__Your instructions__: Without omitting anything, return the records precisely as given.

Begin The records

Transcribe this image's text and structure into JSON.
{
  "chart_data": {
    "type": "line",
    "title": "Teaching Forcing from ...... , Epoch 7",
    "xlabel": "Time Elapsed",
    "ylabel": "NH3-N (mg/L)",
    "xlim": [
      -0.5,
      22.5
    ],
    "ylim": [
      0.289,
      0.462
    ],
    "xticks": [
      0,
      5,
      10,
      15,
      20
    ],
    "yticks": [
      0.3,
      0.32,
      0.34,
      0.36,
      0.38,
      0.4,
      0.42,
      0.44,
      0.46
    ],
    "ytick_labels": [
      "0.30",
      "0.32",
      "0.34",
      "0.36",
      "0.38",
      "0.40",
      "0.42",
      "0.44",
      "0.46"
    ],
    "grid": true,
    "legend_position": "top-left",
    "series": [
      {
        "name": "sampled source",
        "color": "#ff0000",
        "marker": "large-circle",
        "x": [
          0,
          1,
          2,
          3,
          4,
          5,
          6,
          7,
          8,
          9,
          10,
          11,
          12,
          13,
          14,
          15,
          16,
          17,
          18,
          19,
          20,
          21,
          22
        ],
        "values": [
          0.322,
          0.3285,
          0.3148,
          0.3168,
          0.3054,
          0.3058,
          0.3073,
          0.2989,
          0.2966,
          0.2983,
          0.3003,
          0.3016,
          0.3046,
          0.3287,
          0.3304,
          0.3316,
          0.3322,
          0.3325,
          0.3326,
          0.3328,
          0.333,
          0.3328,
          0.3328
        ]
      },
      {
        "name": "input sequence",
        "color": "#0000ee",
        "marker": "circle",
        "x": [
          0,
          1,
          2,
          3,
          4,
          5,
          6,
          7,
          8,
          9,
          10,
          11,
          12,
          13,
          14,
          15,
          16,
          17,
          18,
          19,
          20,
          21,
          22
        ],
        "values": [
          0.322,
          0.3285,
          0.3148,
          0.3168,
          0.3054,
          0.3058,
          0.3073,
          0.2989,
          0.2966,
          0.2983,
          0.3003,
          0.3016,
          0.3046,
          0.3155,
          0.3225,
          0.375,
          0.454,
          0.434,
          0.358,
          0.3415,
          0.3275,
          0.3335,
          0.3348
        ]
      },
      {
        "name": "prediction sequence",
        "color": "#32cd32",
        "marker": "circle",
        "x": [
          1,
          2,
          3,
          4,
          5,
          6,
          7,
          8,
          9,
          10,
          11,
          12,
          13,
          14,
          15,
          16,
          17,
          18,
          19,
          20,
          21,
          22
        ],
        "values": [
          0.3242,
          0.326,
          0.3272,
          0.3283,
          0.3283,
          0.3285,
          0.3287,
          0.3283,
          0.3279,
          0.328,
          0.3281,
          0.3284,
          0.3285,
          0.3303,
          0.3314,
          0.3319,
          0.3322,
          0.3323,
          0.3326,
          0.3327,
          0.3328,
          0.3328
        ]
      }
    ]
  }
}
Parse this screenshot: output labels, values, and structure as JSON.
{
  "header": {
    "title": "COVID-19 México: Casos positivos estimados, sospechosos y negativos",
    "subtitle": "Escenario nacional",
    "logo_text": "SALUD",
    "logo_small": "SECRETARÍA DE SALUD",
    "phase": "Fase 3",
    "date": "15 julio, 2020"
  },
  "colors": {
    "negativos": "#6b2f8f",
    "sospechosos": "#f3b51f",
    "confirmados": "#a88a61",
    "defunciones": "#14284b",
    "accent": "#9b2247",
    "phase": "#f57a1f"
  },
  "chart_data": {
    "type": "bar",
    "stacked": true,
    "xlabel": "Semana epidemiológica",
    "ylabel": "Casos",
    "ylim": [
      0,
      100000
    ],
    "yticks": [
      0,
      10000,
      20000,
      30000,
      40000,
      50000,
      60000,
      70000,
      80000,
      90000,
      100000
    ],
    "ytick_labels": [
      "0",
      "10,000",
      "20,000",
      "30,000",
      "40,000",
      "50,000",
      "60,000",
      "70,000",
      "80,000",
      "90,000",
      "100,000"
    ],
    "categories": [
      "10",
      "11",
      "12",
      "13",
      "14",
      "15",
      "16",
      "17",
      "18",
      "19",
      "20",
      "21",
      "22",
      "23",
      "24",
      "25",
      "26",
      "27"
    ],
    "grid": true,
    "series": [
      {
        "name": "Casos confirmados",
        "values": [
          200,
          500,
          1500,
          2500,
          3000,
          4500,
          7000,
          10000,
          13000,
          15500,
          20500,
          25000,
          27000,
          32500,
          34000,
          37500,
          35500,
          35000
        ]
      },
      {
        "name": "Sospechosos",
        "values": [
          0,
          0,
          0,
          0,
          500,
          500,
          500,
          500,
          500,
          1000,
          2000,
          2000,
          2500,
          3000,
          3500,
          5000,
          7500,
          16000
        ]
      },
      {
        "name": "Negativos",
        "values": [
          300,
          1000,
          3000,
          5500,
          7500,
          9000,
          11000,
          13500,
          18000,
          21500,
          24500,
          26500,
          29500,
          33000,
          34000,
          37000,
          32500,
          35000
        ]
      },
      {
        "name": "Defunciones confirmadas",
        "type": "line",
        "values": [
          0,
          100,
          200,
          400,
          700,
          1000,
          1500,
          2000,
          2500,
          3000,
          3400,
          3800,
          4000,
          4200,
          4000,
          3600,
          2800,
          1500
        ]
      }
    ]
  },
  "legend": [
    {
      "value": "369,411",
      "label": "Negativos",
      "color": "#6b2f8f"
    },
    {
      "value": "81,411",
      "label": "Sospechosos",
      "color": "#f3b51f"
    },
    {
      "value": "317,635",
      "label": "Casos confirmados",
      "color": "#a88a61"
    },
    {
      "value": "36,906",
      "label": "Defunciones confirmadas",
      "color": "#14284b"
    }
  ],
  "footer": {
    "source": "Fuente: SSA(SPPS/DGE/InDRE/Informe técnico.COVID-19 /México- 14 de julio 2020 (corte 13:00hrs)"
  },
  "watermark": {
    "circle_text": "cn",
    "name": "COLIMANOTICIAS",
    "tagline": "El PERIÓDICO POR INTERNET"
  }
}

End The records

__Complete response__:
Transcribe this image's text and structure into JSON.
{
  "chart_data": {
    "type": "line",
    "title": "Teaching Forcing from ...... , Epoch 7",
    "xlabel": "Time Elapsed",
    "ylabel": "NH3-N (mg/L)",
    "xlim": [
      -0.5,
      22.5
    ],
    "ylim": [
      0.289,
      0.462
    ],
    "xticks": [
      0,
      5,
      10,
      15,
      20
    ],
    "yticks": [
      0.3,
      0.32,
      0.34,
      0.36,
      0.38,
      0.4,
      0.42,
      0.44,
      0.46
    ],
    "ytick_labels": [
      "0.30",
      "0.32",
      "0.34",
      "0.36",
      "0.38",
      "0.40",
      "0.42",
      "0.44",
      "0.46"
    ],
    "grid": true,
    "legend_position": "top-left",
    "series": [
      {
        "name": "sampled source",
        "color": "#ff0000",
        "marker": "large-circle",
        "x": [
          0,
          1,
          2,
          3,
          4,
          5,
          6,
          7,
          8,
          9,
          10,
          11,
          12,
          13,
          14,
          15,
          16,
          17,
          18,
          19,
          20,
          21,
          22
        ],
        "values": [
          0.322,
          0.3285,
          0.3148,
          0.3168,
          0.3054,
          0.3058,
          0.3073,
          0.2989,
          0.2966,
          0.2983,
          0.3003,
          0.3016,
          0.3046,
          0.3287,
          0.3304,
          0.3316,
          0.3322,
          0.3325,
          0.3326,
          0.3328,
          0.333,
          0.3328,
          0.3328
        ]
      },
      {
        "name": "input sequence",
        "color": "#0000ee",
        "marker": "circle",
        "x": [
          0,
          1,
          2,
          3,
          4,
          5,
          6,
          7,
          8,
          9,
          10,
          11,
          12,
          13,
          14,
          15,
          16,
          17,
          18,
          19,
          20,
          21,
          22
        ],
        "values": [
          0.322,
          0.3285,
          0.3148,
          0.3168,
          0.3054,
          0.3058,
          0.3073,
          0.2989,
          0.2966,
          0.2983,
          0.3003,
          0.3016,
          0.3046,
          0.3155,
          0.3225,
          0.375,
          0.454,
          0.434,
          0.358,
          0.3415,
          0.3275,
          0.3335,
          0.3348
        ]
      },
      {
        "name": "prediction sequence",
        "color": "#32cd32",
        "marker": "circle",
        "x": [
          1,
          2,
          3,
          4,
          5,
          6,
          7,
          8,
          9,
          10,
          11,
          12,
          13,
          14,
          15,
          16,
          17,
          18,
          19,
          20,
          21,
          22
        ],
        "values": [
          0.3242,
          0.326,
          0.3272,
          0.3283,
          0.3283,
          0.3285,
          0.3287,
          0.3283,
          0.3279,
          0.328,
          0.3281,
          0.3284,
          0.3285,
          0.3303,
          0.3314,
          0.3319,
          0.3322,
          0.3323,
          0.3326,
          0.3327,
          0.3328,
          0.3328
        ]
      }
    ]
  }
}
Parse this screenshot: output labels, values, and structure as JSON.
{
  "header": {
    "title": "COVID-19 México: Casos positivos estimados, sospechosos y negativos",
    "subtitle": "Escenario nacional",
    "logo_text": "SALUD",
    "logo_small": "SECRETARÍA DE SALUD",
    "phase": "Fase 3",
    "date": "15 julio, 2020"
  },
  "colors": {
    "negativos": "#6b2f8f",
    "sospechosos": "#f3b51f",
    "confirmados": "#a88a61",
    "defunciones": "#14284b",
    "accent": "#9b2247",
    "phase": "#f57a1f"
  },
  "chart_data": {
    "type": "bar",
    "stacked": true,
    "xlabel": "Semana epidemiológica",
    "ylabel": "Casos",
    "ylim": [
      0,
      100000
    ],
    "yticks": [
      0,
      10000,
      20000,
      30000,
      40000,
      50000,
      60000,
      70000,
      80000,
      90000,
      100000
    ],
    "ytick_labels": [
      "0",
      "10,000",
      "20,000",
      "30,000",
      "40,000",
      "50,000",
      "60,000",
      "70,000",
      "80,000",
      "90,000",
      "100,000"
    ],
    "categories": [
      "10",
      "11",
      "12",
      "13",
      "14",
      "15",
      "16",
      "17",
      "18",
      "19",
      "20",
      "21",
      "22",
      "23",
      "24",
      "25",
      "26",
      "27"
    ],
    "grid": true,
    "series": [
      {
        "name": "Casos confirmados",
        "values": [
          200,
          500,
          1500,
          2500,
          3000,
          4500,
          7000,
          10000,
          13000,
          15500,
          20500,
          25000,
          27000,
          32500,
          34000,
          37500,
          35500,
          35000
        ]
      },
      {
        "name": "Sospechosos",
        "values": [
          0,
          0,
          0,
          0,
          500,
          500,
          500,
          500,
          500,
          1000,
          2000,
          2000,
          2500,
          3000,
          3500,
          5000,
          7500,
          16000
        ]
      },
      {
        "name": "Negativos",
        "values": [
          300,
          1000,
          3000,
          5500,
          7500,
          9000,
          11000,
          13500,
          18000,
          21500,
          24500,
          26500,
          29500,
          33000,
          34000,
          37000,
          32500,
          35000
        ]
      },
      {
        "name": "Defunciones confirmadas",
        "type": "line",
        "values": [
          0,
          100,
          200,
          400,
          700,
          1000,
          1500,
          2000,
          2500,
          3000,
          3400,
          3800,
          4000,
          4200,
          4000,
          3600,
          2800,
          1500
        ]
      }
    ]
  },
  "legend": [
    {
      "value": "369,411",
      "label": "Negativos",
      "color": "#6b2f8f"
    },
    {
      "value": "81,411",
      "label": "Sospechosos",
      "color": "#f3b51f"
    },
    {
      "value": "317,635",
      "label": "Casos confirmados",
      "color": "#a88a61"
    },
    {
      "value": "36,906",
      "label": "Defunciones confirmadas",
      "color": "#14284b"
    }
  ],
  "footer": {
    "source": "Fuente: SSA(SPPS/DGE/InDRE/Informe técnico.COVID-19 /México- 14 de julio 2020 (corte 13:00hrs)"
  },
  "watermark": {
    "circle_text": "cn",
    "name": "COLIMANOTICIAS",
    "tagline": "El PERIÓDICO POR INTERNET"
  }
}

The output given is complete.